--- begin Data shown ---
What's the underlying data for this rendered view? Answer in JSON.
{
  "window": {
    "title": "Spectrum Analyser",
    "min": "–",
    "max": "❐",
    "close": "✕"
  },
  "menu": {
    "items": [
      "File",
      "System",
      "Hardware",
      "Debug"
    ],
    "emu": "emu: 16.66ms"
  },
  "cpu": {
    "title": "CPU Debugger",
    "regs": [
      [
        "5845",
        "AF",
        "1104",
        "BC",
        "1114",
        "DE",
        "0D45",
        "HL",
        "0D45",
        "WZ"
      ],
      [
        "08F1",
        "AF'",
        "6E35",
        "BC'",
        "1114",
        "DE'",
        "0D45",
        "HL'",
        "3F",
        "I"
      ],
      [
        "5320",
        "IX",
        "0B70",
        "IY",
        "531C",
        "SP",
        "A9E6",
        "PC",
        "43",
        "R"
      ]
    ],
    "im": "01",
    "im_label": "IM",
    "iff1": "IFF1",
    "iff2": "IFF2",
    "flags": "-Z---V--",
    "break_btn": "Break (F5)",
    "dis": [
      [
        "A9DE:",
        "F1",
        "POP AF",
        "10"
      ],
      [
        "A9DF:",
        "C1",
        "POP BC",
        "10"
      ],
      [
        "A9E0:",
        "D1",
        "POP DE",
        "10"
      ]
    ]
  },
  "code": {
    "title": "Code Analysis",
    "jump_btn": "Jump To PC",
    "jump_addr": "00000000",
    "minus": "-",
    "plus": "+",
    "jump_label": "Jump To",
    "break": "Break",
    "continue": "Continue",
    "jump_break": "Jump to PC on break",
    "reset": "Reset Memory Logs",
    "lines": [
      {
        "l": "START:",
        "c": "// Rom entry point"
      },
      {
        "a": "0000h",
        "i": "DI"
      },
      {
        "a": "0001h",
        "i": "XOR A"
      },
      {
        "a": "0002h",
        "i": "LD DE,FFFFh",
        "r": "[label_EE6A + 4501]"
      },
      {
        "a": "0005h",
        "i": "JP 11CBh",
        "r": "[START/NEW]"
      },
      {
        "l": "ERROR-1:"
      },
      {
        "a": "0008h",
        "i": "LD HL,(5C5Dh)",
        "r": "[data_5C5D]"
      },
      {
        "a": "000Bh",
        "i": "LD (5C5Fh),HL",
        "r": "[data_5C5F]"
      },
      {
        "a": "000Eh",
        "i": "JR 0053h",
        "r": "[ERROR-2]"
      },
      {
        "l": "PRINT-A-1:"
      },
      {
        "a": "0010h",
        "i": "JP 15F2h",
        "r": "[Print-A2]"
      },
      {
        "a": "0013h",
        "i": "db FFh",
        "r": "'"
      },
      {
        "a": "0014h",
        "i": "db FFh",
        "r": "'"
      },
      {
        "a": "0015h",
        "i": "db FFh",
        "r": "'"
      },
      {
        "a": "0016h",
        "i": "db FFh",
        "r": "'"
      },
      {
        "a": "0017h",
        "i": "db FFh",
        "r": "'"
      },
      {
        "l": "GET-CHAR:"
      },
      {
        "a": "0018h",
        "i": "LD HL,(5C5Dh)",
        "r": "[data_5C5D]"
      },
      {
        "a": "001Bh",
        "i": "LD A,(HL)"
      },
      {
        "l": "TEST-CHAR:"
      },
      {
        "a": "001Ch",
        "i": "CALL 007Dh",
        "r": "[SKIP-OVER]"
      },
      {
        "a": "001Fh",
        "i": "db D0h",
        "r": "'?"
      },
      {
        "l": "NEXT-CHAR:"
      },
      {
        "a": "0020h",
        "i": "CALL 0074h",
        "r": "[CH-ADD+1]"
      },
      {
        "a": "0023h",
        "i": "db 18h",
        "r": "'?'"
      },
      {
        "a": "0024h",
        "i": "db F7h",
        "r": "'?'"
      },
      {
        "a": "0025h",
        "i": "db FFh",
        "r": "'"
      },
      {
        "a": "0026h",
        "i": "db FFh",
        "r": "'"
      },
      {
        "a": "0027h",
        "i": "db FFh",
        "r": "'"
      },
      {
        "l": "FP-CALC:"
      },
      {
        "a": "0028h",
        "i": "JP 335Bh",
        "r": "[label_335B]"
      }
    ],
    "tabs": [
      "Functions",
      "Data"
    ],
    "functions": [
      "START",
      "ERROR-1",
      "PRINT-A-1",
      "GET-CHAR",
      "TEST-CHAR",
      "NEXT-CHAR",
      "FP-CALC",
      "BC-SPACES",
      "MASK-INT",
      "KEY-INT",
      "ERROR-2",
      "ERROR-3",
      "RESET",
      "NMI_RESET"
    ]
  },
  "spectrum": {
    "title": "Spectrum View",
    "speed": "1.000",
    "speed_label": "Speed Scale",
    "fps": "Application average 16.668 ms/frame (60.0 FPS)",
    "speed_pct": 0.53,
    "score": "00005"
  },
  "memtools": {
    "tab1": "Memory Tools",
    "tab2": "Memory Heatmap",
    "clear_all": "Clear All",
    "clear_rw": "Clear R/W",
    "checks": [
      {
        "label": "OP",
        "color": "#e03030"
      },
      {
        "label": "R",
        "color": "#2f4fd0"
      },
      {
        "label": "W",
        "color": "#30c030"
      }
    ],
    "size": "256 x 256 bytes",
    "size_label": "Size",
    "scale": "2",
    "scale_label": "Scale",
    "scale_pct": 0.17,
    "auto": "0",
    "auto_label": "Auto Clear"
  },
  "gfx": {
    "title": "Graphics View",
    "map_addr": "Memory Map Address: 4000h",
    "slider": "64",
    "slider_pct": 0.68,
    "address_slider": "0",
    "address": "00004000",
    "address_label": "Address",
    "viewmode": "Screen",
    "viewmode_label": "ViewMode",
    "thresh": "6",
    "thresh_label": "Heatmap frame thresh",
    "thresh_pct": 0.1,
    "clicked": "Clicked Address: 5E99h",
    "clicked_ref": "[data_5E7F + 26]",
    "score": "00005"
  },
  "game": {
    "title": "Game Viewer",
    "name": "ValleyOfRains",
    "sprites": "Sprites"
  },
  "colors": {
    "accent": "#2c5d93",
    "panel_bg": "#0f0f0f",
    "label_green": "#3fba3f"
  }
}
--- end Data shown ---
Work instructions: Working from the material above, retype it in its entirety without change.

Exercise result:
What's the underlying data for this rendered view? Answer in JSON.
{
  "window": {
    "title": "Spectrum Analyser",
    "min": "–",
    "max": "❐",
    "close": "✕"
  },
  "menu": {
    "items": [
      "File",
      "System",
      "Hardware",
      "Debug"
    ],
    "emu": "emu: 16.66ms"
  },
  "cpu": {
    "title": "CPU Debugger",
    "regs": [
      [
        "5845",
        "AF",
        "1104",
        "BC",
        "1114",
        "DE",
        "0D45",
        "HL",
        "0D45",
        "WZ"
      ],
      [
        "08F1",
        "AF'",
        "6E35",
        "BC'",
        "1114",
        "DE'",
        "0D45",
        "HL'",
        "3F",
        "I"
      ],
      [
        "5320",
        "IX",
        "0B70",
        "IY",
        "531C",
        "SP",
        "A9E6",
        "PC",
        "43",
        "R"
      ]
    ],
    "im": "01",
    "im_label": "IM",
    "iff1": "IFF1",
    "iff2": "IFF2",
    "flags": "-Z---V--",
    "break_btn": "Break (F5)",
    "dis": [
      [
        "A9DE:",
        "F1",
        "POP AF",
        "10"
      ],
      [
        "A9DF:",
        "C1",
        "POP BC",
        "10"
      ],
      [
        "A9E0:",
        "D1",
        "POP DE",
        "10"
      ]
    ]
  },
  "code": {
    "title": "Code Analysis",
    "jump_btn": "Jump To PC",
    "jump_addr": "00000000",
    "minus": "-",
    "plus": "+",
    "jump_label": "Jump To",
    "break": "Break",
    "continue": "Continue",
    "jump_break": "Jump to PC on break",
    "reset": "Reset Memory Logs",
    "lines": [
      {
        "l": "START:",
        "c": "// Rom entry point"
      },
      {
        "a": "0000h",
        "i": "DI"
      },
      {
        "a": "0001h",
        "i": "XOR A"
      },
      {
        "a": "0002h",
        "i": "LD DE,FFFFh",
        "r": "[label_EE6A + 4501]"
      },
      {
        "a": "0005h",
        "i": "JP 11CBh",
        "r": "[START/NEW]"
      },
      {
        "l": "ERROR-1:"
      },
      {
        "a": "0008h",
        "i": "LD HL,(5C5Dh)",
        "r": "[data_5C5D]"
      },
      {
        "a": "000Bh",
        "i": "LD (5C5Fh),HL",
        "r": "[data_5C5F]"
      },
      {
        "a": "000Eh",
        "i": "JR 0053h",
        "r": "[ERROR-2]"
      },
      {
        "l": "PRINT-A-1:"
      },
      {
        "a": "0010h",
        "i": "JP 15F2h",
        "r": "[Print-A2]"
      },
      {
        "a": "0013h",
        "i": "db FFh",
        "r": "'"
      },
      {
        "a": "0014h",
        "i": "db FFh",
        "r": "'"
      },
      {
        "a": "0015h",
        "i": "db FFh",
        "r": "'"
      },
      {
        "a": "0016h",
        "i": "db FFh",
        "r": "'"
      },
      {
        "a": "0017h",
        "i": "db FFh",
        "r": "'"
      },
      {
        "l": "GET-CHAR:"
      },
      {
        "a": "0018h",
        "i": "LD HL,(5C5Dh)",
        "r": "[data_5C5D]"
      },
      {
        "a": "001Bh",
        "i": "LD A,(HL)"
      },
      {
        "l": "TEST-CHAR:"
      },
      {
        "a": "001Ch",
        "i": "CALL 007Dh",
        "r": "[SKIP-OVER]"
      },
      {
        "a": "001Fh",
        "i": "db D0h",
        "r": "'?"
      },
      {
        "l": "NEXT-CHAR:"
      },
      {
        "a": "0020h",
        "i": "CALL 0074h",
        "r": "[CH-ADD+1]"
      },
      {
        "a": "0023h",
        "i": "db 18h",
        "r": "'?'"
      },
      {
        "a": "0024h",
        "i": "db F7h",
        "r": "'?'"
      },
      {
        "a": "0025h",
        "i": "db FFh",
        "r": "'"
      },
      {
        "a": "0026h",
        "i": "db FFh",
        "r": "'"
      },
      {
        "a": "0027h",
        "i": "db FFh",
        "r": "'"
      },
      {
        "l": "FP-CALC:"
      },
      {
        "a": "0028h",
        "i": "JP 335Bh",
        "r": "[label_335B]"
      }
    ],
    "tabs": [
      "Functions",
      "Data"
    ],
    "functions": [
      "START",
      "ERROR-1",
      "PRINT-A-1",
      "GET-CHAR",
      "TEST-CHAR",
      "NEXT-CHAR",
      "FP-CALC",
      "BC-SPACES",
      "MASK-INT",
      "KEY-INT",
      "ERROR-2",
      "ERROR-3",
      "RESET",
      "NMI_RESET"
    ]
  },
  "spectrum": {
    "title": "Spectrum View",
    "speed": "1.000",
    "speed_label": "Speed Scale",
    "fps": "Application average 16.668 ms/frame (60.0 FPS)",
    "speed_pct": 0.53,
    "score": "00005"
  },
  "memtools": {
    "tab1": "Memory Tools",
    "tab2": "Memory Heatmap",
    "clear_all": "Clear All",
    "clear_rw": "Clear R/W",
    "checks": [
      {
        "label": "OP",
        "color": "#e03030"
      },
      {
        "label": "R",
        "color": "#2f4fd0"
      },
      {
        "label": "W",
        "color": "#30c030"
      }
    ],
    "size": "256 x 256 bytes",
    "size_label": "Size",
    "scale": "2",
    "scale_label": "Scale",
    "scale_pct": 0.17,
    "auto": "0",
    "auto_label": "Auto Clear"
  },
  "gfx": {
    "title": "Graphics View",
    "map_addr": "Memory Map Address: 4000h",
    "slider": "64",
    "slider_pct": 0.68,
    "address_slider": "0",
    "address": "00004000",
    "address_label": "Address",
    "viewmode": "Screen",
    "viewmode_label": "ViewMode",
    "thresh": "6",
    "thresh_label": "Heatmap frame thresh",
    "thresh_pct": 0.1,
    "clicked": "Clicked Address: 5E99h",
    "clicked_ref": "[data_5E7F + 26]",
    "score": "00005"
  },
  "game": {
    "title": "Game Viewer",
    "name": "ValleyOfRains",
    "sprites": "Sprites"
  },
  "colors": {
    "accent": "#2c5d93",
    "panel_bg": "#0f0f0f",
    "label_green": "#3fba3f"
  }
}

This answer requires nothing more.